---- SOURCE MATERIAL
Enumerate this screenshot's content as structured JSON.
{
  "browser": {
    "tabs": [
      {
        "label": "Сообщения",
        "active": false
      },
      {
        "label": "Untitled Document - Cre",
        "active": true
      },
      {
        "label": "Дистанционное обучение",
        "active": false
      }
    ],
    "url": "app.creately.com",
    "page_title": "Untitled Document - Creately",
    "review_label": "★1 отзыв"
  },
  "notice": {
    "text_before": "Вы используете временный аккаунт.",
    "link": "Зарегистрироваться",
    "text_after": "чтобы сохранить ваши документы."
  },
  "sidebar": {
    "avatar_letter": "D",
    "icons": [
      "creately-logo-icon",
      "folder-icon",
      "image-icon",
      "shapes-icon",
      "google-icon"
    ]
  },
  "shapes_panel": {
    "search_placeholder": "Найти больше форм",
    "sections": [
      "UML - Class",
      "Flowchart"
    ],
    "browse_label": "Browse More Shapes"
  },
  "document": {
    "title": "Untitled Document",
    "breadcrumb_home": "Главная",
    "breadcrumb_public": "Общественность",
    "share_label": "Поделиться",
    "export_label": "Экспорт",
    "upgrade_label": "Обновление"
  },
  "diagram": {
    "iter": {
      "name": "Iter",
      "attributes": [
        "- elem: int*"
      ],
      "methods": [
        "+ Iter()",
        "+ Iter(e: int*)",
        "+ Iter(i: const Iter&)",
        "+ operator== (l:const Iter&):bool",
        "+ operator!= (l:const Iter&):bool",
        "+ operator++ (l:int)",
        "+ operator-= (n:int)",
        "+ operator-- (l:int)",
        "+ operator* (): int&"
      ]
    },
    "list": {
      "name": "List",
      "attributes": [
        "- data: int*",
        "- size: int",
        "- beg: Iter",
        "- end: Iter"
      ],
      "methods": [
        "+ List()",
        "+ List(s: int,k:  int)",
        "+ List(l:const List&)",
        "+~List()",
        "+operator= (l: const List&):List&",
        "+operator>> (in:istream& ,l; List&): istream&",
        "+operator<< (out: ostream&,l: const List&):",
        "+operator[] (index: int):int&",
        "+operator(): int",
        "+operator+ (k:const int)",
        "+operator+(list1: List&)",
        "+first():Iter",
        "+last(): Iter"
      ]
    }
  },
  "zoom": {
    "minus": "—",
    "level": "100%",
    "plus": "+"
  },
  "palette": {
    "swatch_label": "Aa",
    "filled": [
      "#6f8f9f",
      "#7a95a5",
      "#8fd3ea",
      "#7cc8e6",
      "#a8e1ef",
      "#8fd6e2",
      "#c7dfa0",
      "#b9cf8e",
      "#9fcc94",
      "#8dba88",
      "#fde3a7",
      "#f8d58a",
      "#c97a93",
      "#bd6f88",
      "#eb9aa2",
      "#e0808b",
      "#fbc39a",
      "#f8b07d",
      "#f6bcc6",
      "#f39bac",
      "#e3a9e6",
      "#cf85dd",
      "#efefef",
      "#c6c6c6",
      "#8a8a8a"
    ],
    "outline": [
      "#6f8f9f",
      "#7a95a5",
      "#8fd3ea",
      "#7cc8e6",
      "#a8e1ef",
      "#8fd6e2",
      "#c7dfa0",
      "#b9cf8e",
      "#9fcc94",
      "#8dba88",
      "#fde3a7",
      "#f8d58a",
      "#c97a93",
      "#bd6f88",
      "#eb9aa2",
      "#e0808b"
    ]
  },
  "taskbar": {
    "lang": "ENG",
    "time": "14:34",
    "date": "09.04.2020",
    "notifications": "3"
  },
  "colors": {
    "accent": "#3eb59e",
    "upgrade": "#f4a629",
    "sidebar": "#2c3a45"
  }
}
--------
→ **WHAT IS NEEDED**:
Tally the lines of the data that contain the string "bool" and report the total alone.

→ **EXPECTED ANSWER**:
2